Task directions: Give an exact transcription of every line, dropping the images.

Input rows:

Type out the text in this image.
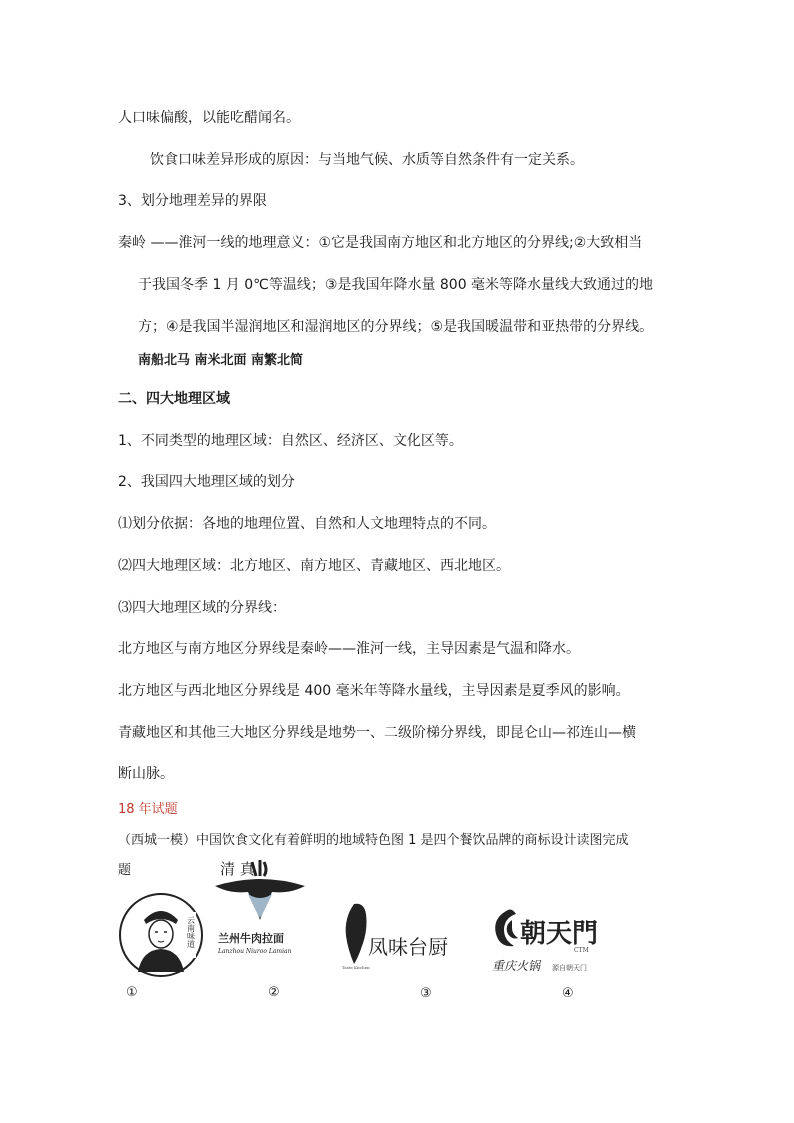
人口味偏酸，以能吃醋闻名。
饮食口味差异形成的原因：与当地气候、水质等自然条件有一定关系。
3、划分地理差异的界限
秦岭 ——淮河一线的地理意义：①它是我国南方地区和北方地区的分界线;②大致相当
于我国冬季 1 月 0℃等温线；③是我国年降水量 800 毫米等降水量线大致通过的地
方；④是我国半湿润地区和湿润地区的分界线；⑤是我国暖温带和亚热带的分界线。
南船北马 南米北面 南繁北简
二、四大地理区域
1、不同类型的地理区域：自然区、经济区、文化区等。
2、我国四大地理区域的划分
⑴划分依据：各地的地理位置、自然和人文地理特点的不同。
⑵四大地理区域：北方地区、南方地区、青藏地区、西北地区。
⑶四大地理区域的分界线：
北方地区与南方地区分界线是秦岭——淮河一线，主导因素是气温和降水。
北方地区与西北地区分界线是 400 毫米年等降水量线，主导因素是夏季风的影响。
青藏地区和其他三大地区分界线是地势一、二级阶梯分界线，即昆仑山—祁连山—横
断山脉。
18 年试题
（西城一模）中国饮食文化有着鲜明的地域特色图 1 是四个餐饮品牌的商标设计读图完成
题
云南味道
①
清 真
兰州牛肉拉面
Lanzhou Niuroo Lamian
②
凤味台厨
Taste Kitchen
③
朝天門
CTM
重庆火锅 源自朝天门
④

Exercise response:
Type out the text in this image.
人口味偏酸，以能吃醋闻名。
饮食口味差异形成的原因：与当地气候、水质等自然条件有一定关系。
3、划分地理差异的界限
秦岭 ——淮河一线的地理意义：①它是我国南方地区和北方地区的分界线;②大致相当
于我国冬季 1 月 0℃等温线；③是我国年降水量 800 毫米等降水量线大致通过的地
方；④是我国半湿润地区和湿润地区的分界线；⑤是我国暖温带和亚热带的分界线。
南船北马 南米北面 南繁北简
二、四大地理区域
1、不同类型的地理区域：自然区、经济区、文化区等。
2、我国四大地理区域的划分
⑴划分依据：各地的地理位置、自然和人文地理特点的不同。
⑵四大地理区域：北方地区、南方地区、青藏地区、西北地区。
⑶四大地理区域的分界线：
北方地区与南方地区分界线是秦岭——淮河一线，主导因素是气温和降水。
北方地区与西北地区分界线是 400 毫米年等降水量线，主导因素是夏季风的影响。
青藏地区和其他三大地区分界线是地势一、二级阶梯分界线，即昆仑山—祁连山—横
断山脉。
18 年试题
（西城一模）中国饮食文化有着鲜明的地域特色图 1 是四个餐饮品牌的商标设计读图完成
题
云南味道
①
清 真
兰州牛肉拉面
Lanzhou Niuroo Lamian
②
凤味台厨
Taste Kitchen
③
朝天門
CTM
重庆火锅 源自朝天门
④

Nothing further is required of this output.